_Short exercise_: Exclude the pictures, then repeat the remaining data exactly.

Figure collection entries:
================================

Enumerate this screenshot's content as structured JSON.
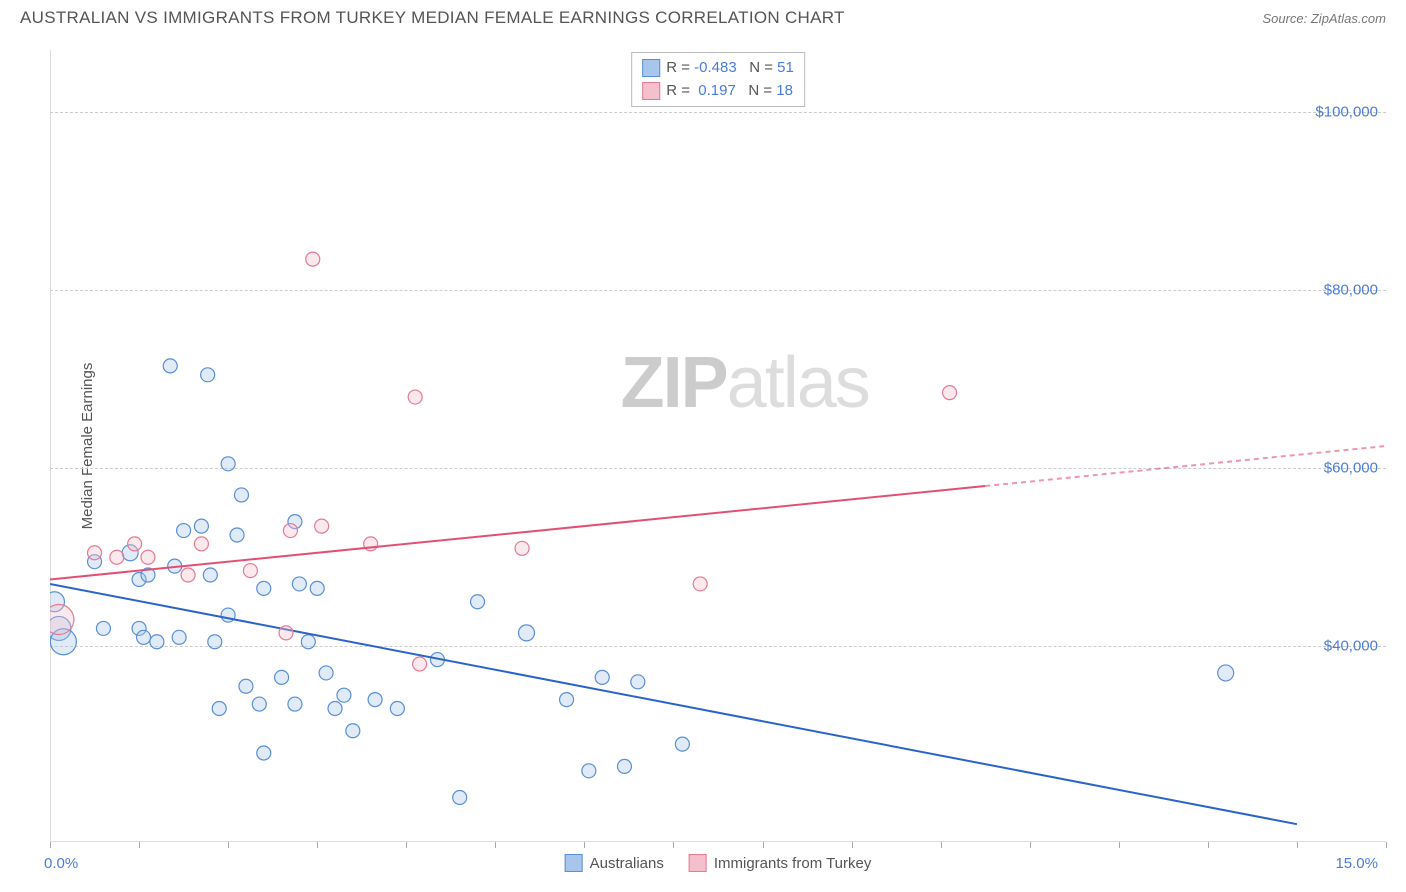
{
  "header": {
    "title": "AUSTRALIAN VS IMMIGRANTS FROM TURKEY MEDIAN FEMALE EARNINGS CORRELATION CHART",
    "source_prefix": "Source: ",
    "source_name": "ZipAtlas.com"
  },
  "chart": {
    "type": "scatter",
    "y_axis_label": "Median Female Earnings",
    "x_min": 0.0,
    "x_max": 15.0,
    "y_min": 18000,
    "y_max": 107000,
    "x_tick_start_label": "0.0%",
    "x_tick_end_label": "15.0%",
    "x_tick_positions": [
      0,
      1,
      2,
      3,
      4,
      5,
      6,
      7,
      8,
      9,
      10,
      11,
      12,
      13,
      14,
      15
    ],
    "y_ticks": [
      {
        "value": 40000,
        "label": "$40,000"
      },
      {
        "value": 60000,
        "label": "$60,000"
      },
      {
        "value": 80000,
        "label": "$80,000"
      },
      {
        "value": 100000,
        "label": "$100,000"
      }
    ],
    "grid_color": "#cccccc",
    "background_color": "#ffffff",
    "series": [
      {
        "name": "Australians",
        "color_fill": "#a8c5ec",
        "color_stroke": "#5a8fd6",
        "r_label": "R = ",
        "r_value": "-0.483",
        "n_label": "N = ",
        "n_value": "51",
        "trend": {
          "x1": 0.0,
          "y1": 47000,
          "x2": 14.0,
          "y2": 20000,
          "stroke": "#2a63c9",
          "width": 2
        },
        "points": [
          {
            "x": 0.05,
            "y": 45000,
            "r": 10
          },
          {
            "x": 0.1,
            "y": 42000,
            "r": 12
          },
          {
            "x": 0.15,
            "y": 40500,
            "r": 13
          },
          {
            "x": 0.5,
            "y": 49500,
            "r": 7
          },
          {
            "x": 0.6,
            "y": 42000,
            "r": 7
          },
          {
            "x": 0.9,
            "y": 50500,
            "r": 8
          },
          {
            "x": 1.0,
            "y": 47500,
            "r": 7
          },
          {
            "x": 1.0,
            "y": 42000,
            "r": 7
          },
          {
            "x": 1.05,
            "y": 41000,
            "r": 7
          },
          {
            "x": 1.1,
            "y": 48000,
            "r": 7
          },
          {
            "x": 1.2,
            "y": 40500,
            "r": 7
          },
          {
            "x": 1.35,
            "y": 71500,
            "r": 7
          },
          {
            "x": 1.4,
            "y": 49000,
            "r": 7
          },
          {
            "x": 1.45,
            "y": 41000,
            "r": 7
          },
          {
            "x": 1.5,
            "y": 53000,
            "r": 7
          },
          {
            "x": 1.7,
            "y": 53500,
            "r": 7
          },
          {
            "x": 1.77,
            "y": 70500,
            "r": 7
          },
          {
            "x": 1.8,
            "y": 48000,
            "r": 7
          },
          {
            "x": 1.85,
            "y": 40500,
            "r": 7
          },
          {
            "x": 1.9,
            "y": 33000,
            "r": 7
          },
          {
            "x": 2.0,
            "y": 60500,
            "r": 7
          },
          {
            "x": 2.0,
            "y": 43500,
            "r": 7
          },
          {
            "x": 2.1,
            "y": 52500,
            "r": 7
          },
          {
            "x": 2.15,
            "y": 57000,
            "r": 7
          },
          {
            "x": 2.2,
            "y": 35500,
            "r": 7
          },
          {
            "x": 2.35,
            "y": 33500,
            "r": 7
          },
          {
            "x": 2.4,
            "y": 28000,
            "r": 7
          },
          {
            "x": 2.4,
            "y": 46500,
            "r": 7
          },
          {
            "x": 2.6,
            "y": 36500,
            "r": 7
          },
          {
            "x": 2.75,
            "y": 33500,
            "r": 7
          },
          {
            "x": 2.75,
            "y": 54000,
            "r": 7
          },
          {
            "x": 2.8,
            "y": 47000,
            "r": 7
          },
          {
            "x": 2.9,
            "y": 40500,
            "r": 7
          },
          {
            "x": 3.0,
            "y": 46500,
            "r": 7
          },
          {
            "x": 3.1,
            "y": 37000,
            "r": 7
          },
          {
            "x": 3.2,
            "y": 33000,
            "r": 7
          },
          {
            "x": 3.3,
            "y": 34500,
            "r": 7
          },
          {
            "x": 3.4,
            "y": 30500,
            "r": 7
          },
          {
            "x": 3.65,
            "y": 34000,
            "r": 7
          },
          {
            "x": 3.9,
            "y": 33000,
            "r": 7
          },
          {
            "x": 4.35,
            "y": 38500,
            "r": 7
          },
          {
            "x": 4.6,
            "y": 23000,
            "r": 7
          },
          {
            "x": 4.8,
            "y": 45000,
            "r": 7
          },
          {
            "x": 5.35,
            "y": 41500,
            "r": 8
          },
          {
            "x": 5.8,
            "y": 34000,
            "r": 7
          },
          {
            "x": 6.05,
            "y": 26000,
            "r": 7
          },
          {
            "x": 6.2,
            "y": 36500,
            "r": 7
          },
          {
            "x": 6.45,
            "y": 26500,
            "r": 7
          },
          {
            "x": 6.6,
            "y": 36000,
            "r": 7
          },
          {
            "x": 7.1,
            "y": 29000,
            "r": 7
          },
          {
            "x": 13.2,
            "y": 37000,
            "r": 8
          }
        ]
      },
      {
        "name": "Immigrants from Turkey",
        "color_fill": "#f3c0cb",
        "color_stroke": "#e67a95",
        "r_label": "R = ",
        "r_value": " 0.197",
        "n_label": "N = ",
        "n_value": "18",
        "trend": {
          "x1": 0.0,
          "y1": 47500,
          "x2": 10.5,
          "y2": 58000,
          "stroke": "#e15074",
          "width": 2,
          "dash_from_x": 10.5,
          "dash_to_x": 15.0,
          "dash_to_y": 62500
        },
        "points": [
          {
            "x": 0.1,
            "y": 43000,
            "r": 15
          },
          {
            "x": 0.5,
            "y": 50500,
            "r": 7
          },
          {
            "x": 0.75,
            "y": 50000,
            "r": 7
          },
          {
            "x": 0.95,
            "y": 51500,
            "r": 7
          },
          {
            "x": 1.1,
            "y": 50000,
            "r": 7
          },
          {
            "x": 1.55,
            "y": 48000,
            "r": 7
          },
          {
            "x": 1.7,
            "y": 51500,
            "r": 7
          },
          {
            "x": 2.25,
            "y": 48500,
            "r": 7
          },
          {
            "x": 2.65,
            "y": 41500,
            "r": 7
          },
          {
            "x": 2.7,
            "y": 53000,
            "r": 7
          },
          {
            "x": 2.95,
            "y": 83500,
            "r": 7
          },
          {
            "x": 3.05,
            "y": 53500,
            "r": 7
          },
          {
            "x": 3.6,
            "y": 51500,
            "r": 7
          },
          {
            "x": 4.1,
            "y": 68000,
            "r": 7
          },
          {
            "x": 4.15,
            "y": 38000,
            "r": 7
          },
          {
            "x": 5.3,
            "y": 51000,
            "r": 7
          },
          {
            "x": 7.3,
            "y": 47000,
            "r": 7
          },
          {
            "x": 10.1,
            "y": 68500,
            "r": 7
          }
        ]
      }
    ],
    "bottom_legend": [
      {
        "swatch_fill": "#a8c5ec",
        "swatch_stroke": "#5a8fd6",
        "label": "Australians"
      },
      {
        "swatch_fill": "#f3c0cb",
        "swatch_stroke": "#e67a95",
        "label": "Immigrants from Turkey"
      }
    ],
    "watermark": {
      "bold": "ZIP",
      "rest": "atlas"
    }
  }
}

================================

_Solution to this exercise_:
Enumerate this screenshot's content as structured JSON.
{
  "header": {
    "title": "AUSTRALIAN VS IMMIGRANTS FROM TURKEY MEDIAN FEMALE EARNINGS CORRELATION CHART",
    "source_prefix": "Source: ",
    "source_name": "ZipAtlas.com"
  },
  "chart": {
    "type": "scatter",
    "y_axis_label": "Median Female Earnings",
    "x_min": 0.0,
    "x_max": 15.0,
    "y_min": 18000,
    "y_max": 107000,
    "x_tick_start_label": "0.0%",
    "x_tick_end_label": "15.0%",
    "x_tick_positions": [
      0,
      1,
      2,
      3,
      4,
      5,
      6,
      7,
      8,
      9,
      10,
      11,
      12,
      13,
      14,
      15
    ],
    "y_ticks": [
      {
        "value": 40000,
        "label": "$40,000"
      },
      {
        "value": 60000,
        "label": "$60,000"
      },
      {
        "value": 80000,
        "label": "$80,000"
      },
      {
        "value": 100000,
        "label": "$100,000"
      }
    ],
    "grid_color": "#cccccc",
    "background_color": "#ffffff",
    "series": [
      {
        "name": "Australians",
        "color_fill": "#a8c5ec",
        "color_stroke": "#5a8fd6",
        "r_label": "R = ",
        "r_value": "-0.483",
        "n_label": "N = ",
        "n_value": "51",
        "trend": {
          "x1": 0.0,
          "y1": 47000,
          "x2": 14.0,
          "y2": 20000,
          "stroke": "#2a63c9",
          "width": 2
        },
        "points": [
          {
            "x": 0.05,
            "y": 45000,
            "r": 10
          },
          {
            "x": 0.1,
            "y": 42000,
            "r": 12
          },
          {
            "x": 0.15,
            "y": 40500,
            "r": 13
          },
          {
            "x": 0.5,
            "y": 49500,
            "r": 7
          },
          {
            "x": 0.6,
            "y": 42000,
            "r": 7
          },
          {
            "x": 0.9,
            "y": 50500,
            "r": 8
          },
          {
            "x": 1.0,
            "y": 47500,
            "r": 7
          },
          {
            "x": 1.0,
            "y": 42000,
            "r": 7
          },
          {
            "x": 1.05,
            "y": 41000,
            "r": 7
          },
          {
            "x": 1.1,
            "y": 48000,
            "r": 7
          },
          {
            "x": 1.2,
            "y": 40500,
            "r": 7
          },
          {
            "x": 1.35,
            "y": 71500,
            "r": 7
          },
          {
            "x": 1.4,
            "y": 49000,
            "r": 7
          },
          {
            "x": 1.45,
            "y": 41000,
            "r": 7
          },
          {
            "x": 1.5,
            "y": 53000,
            "r": 7
          },
          {
            "x": 1.7,
            "y": 53500,
            "r": 7
          },
          {
            "x": 1.77,
            "y": 70500,
            "r": 7
          },
          {
            "x": 1.8,
            "y": 48000,
            "r": 7
          },
          {
            "x": 1.85,
            "y": 40500,
            "r": 7
          },
          {
            "x": 1.9,
            "y": 33000,
            "r": 7
          },
          {
            "x": 2.0,
            "y": 60500,
            "r": 7
          },
          {
            "x": 2.0,
            "y": 43500,
            "r": 7
          },
          {
            "x": 2.1,
            "y": 52500,
            "r": 7
          },
          {
            "x": 2.15,
            "y": 57000,
            "r": 7
          },
          {
            "x": 2.2,
            "y": 35500,
            "r": 7
          },
          {
            "x": 2.35,
            "y": 33500,
            "r": 7
          },
          {
            "x": 2.4,
            "y": 28000,
            "r": 7
          },
          {
            "x": 2.4,
            "y": 46500,
            "r": 7
          },
          {
            "x": 2.6,
            "y": 36500,
            "r": 7
          },
          {
            "x": 2.75,
            "y": 33500,
            "r": 7
          },
          {
            "x": 2.75,
            "y": 54000,
            "r": 7
          },
          {
            "x": 2.8,
            "y": 47000,
            "r": 7
          },
          {
            "x": 2.9,
            "y": 40500,
            "r": 7
          },
          {
            "x": 3.0,
            "y": 46500,
            "r": 7
          },
          {
            "x": 3.1,
            "y": 37000,
            "r": 7
          },
          {
            "x": 3.2,
            "y": 33000,
            "r": 7
          },
          {
            "x": 3.3,
            "y": 34500,
            "r": 7
          },
          {
            "x": 3.4,
            "y": 30500,
            "r": 7
          },
          {
            "x": 3.65,
            "y": 34000,
            "r": 7
          },
          {
            "x": 3.9,
            "y": 33000,
            "r": 7
          },
          {
            "x": 4.35,
            "y": 38500,
            "r": 7
          },
          {
            "x": 4.6,
            "y": 23000,
            "r": 7
          },
          {
            "x": 4.8,
            "y": 45000,
            "r": 7
          },
          {
            "x": 5.35,
            "y": 41500,
            "r": 8
          },
          {
            "x": 5.8,
            "y": 34000,
            "r": 7
          },
          {
            "x": 6.05,
            "y": 26000,
            "r": 7
          },
          {
            "x": 6.2,
            "y": 36500,
            "r": 7
          },
          {
            "x": 6.45,
            "y": 26500,
            "r": 7
          },
          {
            "x": 6.6,
            "y": 36000,
            "r": 7
          },
          {
            "x": 7.1,
            "y": 29000,
            "r": 7
          },
          {
            "x": 13.2,
            "y": 37000,
            "r": 8
          }
        ]
      },
      {
        "name": "Immigrants from Turkey",
        "color_fill": "#f3c0cb",
        "color_stroke": "#e67a95",
        "r_label": "R = ",
        "r_value": " 0.197",
        "n_label": "N = ",
        "n_value": "18",
        "trend": {
          "x1": 0.0,
          "y1": 47500,
          "x2": 10.5,
          "y2": 58000,
          "stroke": "#e15074",
          "width": 2,
          "dash_from_x": 10.5,
          "dash_to_x": 15.0,
          "dash_to_y": 62500
        },
        "points": [
          {
            "x": 0.1,
            "y": 43000,
            "r": 15
          },
          {
            "x": 0.5,
            "y": 50500,
            "r": 7
          },
          {
            "x": 0.75,
            "y": 50000,
            "r": 7
          },
          {
            "x": 0.95,
            "y": 51500,
            "r": 7
          },
          {
            "x": 1.1,
            "y": 50000,
            "r": 7
          },
          {
            "x": 1.55,
            "y": 48000,
            "r": 7
          },
          {
            "x": 1.7,
            "y": 51500,
            "r": 7
          },
          {
            "x": 2.25,
            "y": 48500,
            "r": 7
          },
          {
            "x": 2.65,
            "y": 41500,
            "r": 7
          },
          {
            "x": 2.7,
            "y": 53000,
            "r": 7
          },
          {
            "x": 2.95,
            "y": 83500,
            "r": 7
          },
          {
            "x": 3.05,
            "y": 53500,
            "r": 7
          },
          {
            "x": 3.6,
            "y": 51500,
            "r": 7
          },
          {
            "x": 4.1,
            "y": 68000,
            "r": 7
          },
          {
            "x": 4.15,
            "y": 38000,
            "r": 7
          },
          {
            "x": 5.3,
            "y": 51000,
            "r": 7
          },
          {
            "x": 7.3,
            "y": 47000,
            "r": 7
          },
          {
            "x": 10.1,
            "y": 68500,
            "r": 7
          }
        ]
      }
    ],
    "bottom_legend": [
      {
        "swatch_fill": "#a8c5ec",
        "swatch_stroke": "#5a8fd6",
        "label": "Australians"
      },
      {
        "swatch_fill": "#f3c0cb",
        "swatch_stroke": "#e67a95",
        "label": "Immigrants from Turkey"
      }
    ],
    "watermark": {
      "bold": "ZIP",
      "rest": "atlas"
    }
  }
}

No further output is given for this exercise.